SET TASK:
Transcribe all of the material exactly. Any picture in it should be left out.

RECORD LIST:
--- START ---

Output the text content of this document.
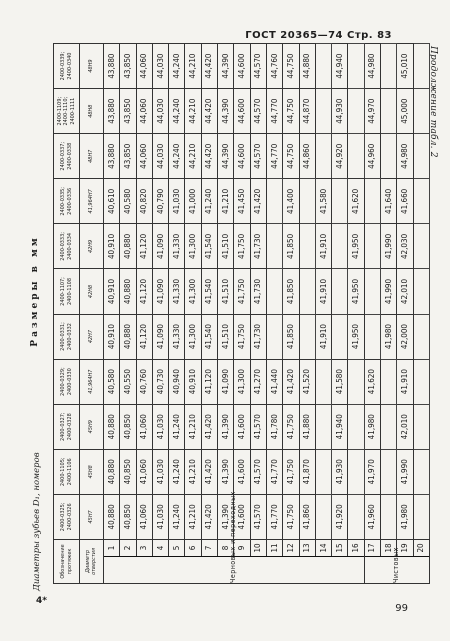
ГОСТ 20365—74 Стр. 83
Продолжение табл. 2
Диаметры зубьев D₁, номеров
4*
99
Размеры в мм
Обозначение протяжек		2400-0325; 2400-0326	2400-1105; 2400-1106	2400-0327; 2400-0328	2400-0329; 2400-0330	2400-0331; 2400-0332	2400-1107; 2400-1108	2400-0333; 2400-0334	2400-0335; 2400-0336	2400-0337; 2400-0338	2400-1109; 2400-1110; 2400-1111	2400-0339; 2400-0340
Диаметр отверстия		45H7	45H8	45H9	41,964H7	42H7	42H8	42H9	41,964H7	48H7	48H8	48H9
Черновых и переходных	1	40,880	40,880	40,880	40,580	40,910	40,910	40,910	40,610	43,880	43,880	43,880
	2	40,850	40,850	40,850	40,550	40,880	40,880	40,880	40,580	43,850	43,850	43,850
	3	41,060	41,060	41,060	40,760	41,120	41,120	41,120	40,820	44,060	44,060	44,060
	4	41,030	41,030	41,030	40,730	41,090	41,090	41,090	40,790	44,030	44,030	44,030
	5	41,240	41,240	41,240	40,940	41,330	41,330	41,330	41,030	44,240	44,240	44,240
	6	41,210	41,210	41,210	40,910	41,300	41,300	41,300	41,000	44,210	44,210	44,210
	7	41,420	41,420	41,420	41,120	41,540	41,540	41,540	41,240	44,420	44,420	44,420
	8	41,390	41,390	41,390	41,090	41,510	41,510	41,510	41,210	44,390	44,390	44,390
	9	41,600	41,600	41,600	41,300	41,750	41,750	41,750	41,450	44,600	44,600	44,600
	10	41,570	41,570	41,570	41,270	41,730	41,730	41,730	41,420	44,570	44,570	44,570
	11	41,770	41,770	41,780	41,440					44,770	44,770	44,760
	12	41,750	41,750	41,750	41,420	41,850	41,850	41,850	41,400	44,750	44,750	44,750
	13	41,860	41,870	41,880	41,520					44,860	44,870	44,880
	14					41,910	41,910	41,910	41,580			
	15	41,920	41,930	41,940	41,580					44,920	44,930	44,940
	16					41,950	41,950	41,950	41,620			
Чистовых	17	41,960	41,970	41,980	41,620					44,960	44,970	44,980
	18					41,980	41,990	41,990	41,640			
	19	41,980	41,990	42,010	41,910	42,000	42,010	42,030	41,660	44,980	45,000	45,010
	20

--- END ---

THE RESULT:
Output the text content of this document.
ГОСТ 20365—74 Стр. 83
Продолжение табл. 2
Диаметры зубьев D₁, номеров
4*
99
Размеры в мм
Обозначение протяжек		2400-0325; 2400-0326	2400-1105; 2400-1106	2400-0327; 2400-0328	2400-0329; 2400-0330	2400-0331; 2400-0332	2400-1107; 2400-1108	2400-0333; 2400-0334	2400-0335; 2400-0336	2400-0337; 2400-0338	2400-1109; 2400-1110; 2400-1111	2400-0339; 2400-0340
Диаметр отверстия		45H7	45H8	45H9	41,964H7	42H7	42H8	42H9	41,964H7	48H7	48H8	48H9
Черновых и переходных	1	40,880	40,880	40,880	40,580	40,910	40,910	40,910	40,610	43,880	43,880	43,880
	2	40,850	40,850	40,850	40,550	40,880	40,880	40,880	40,580	43,850	43,850	43,850
	3	41,060	41,060	41,060	40,760	41,120	41,120	41,120	40,820	44,060	44,060	44,060
	4	41,030	41,030	41,030	40,730	41,090	41,090	41,090	40,790	44,030	44,030	44,030
	5	41,240	41,240	41,240	40,940	41,330	41,330	41,330	41,030	44,240	44,240	44,240
	6	41,210	41,210	41,210	40,910	41,300	41,300	41,300	41,000	44,210	44,210	44,210
	7	41,420	41,420	41,420	41,120	41,540	41,540	41,540	41,240	44,420	44,420	44,420
	8	41,390	41,390	41,390	41,090	41,510	41,510	41,510	41,210	44,390	44,390	44,390
	9	41,600	41,600	41,600	41,300	41,750	41,750	41,750	41,450	44,600	44,600	44,600
	10	41,570	41,570	41,570	41,270	41,730	41,730	41,730	41,420	44,570	44,570	44,570
	11	41,770	41,770	41,780	41,440					44,770	44,770	44,760
	12	41,750	41,750	41,750	41,420	41,850	41,850	41,850	41,400	44,750	44,750	44,750
	13	41,860	41,870	41,880	41,520					44,860	44,870	44,880
	14					41,910	41,910	41,910	41,580			
	15	41,920	41,930	41,940	41,580					44,920	44,930	44,940
	16					41,950	41,950	41,950	41,620			
Чистовых	17	41,960	41,970	41,980	41,620					44,960	44,970	44,980
	18					41,980	41,990	41,990	41,640			
	19	41,980	41,990	42,010	41,910	42,000	42,010	42,030	41,660	44,980	45,000	45,010
	20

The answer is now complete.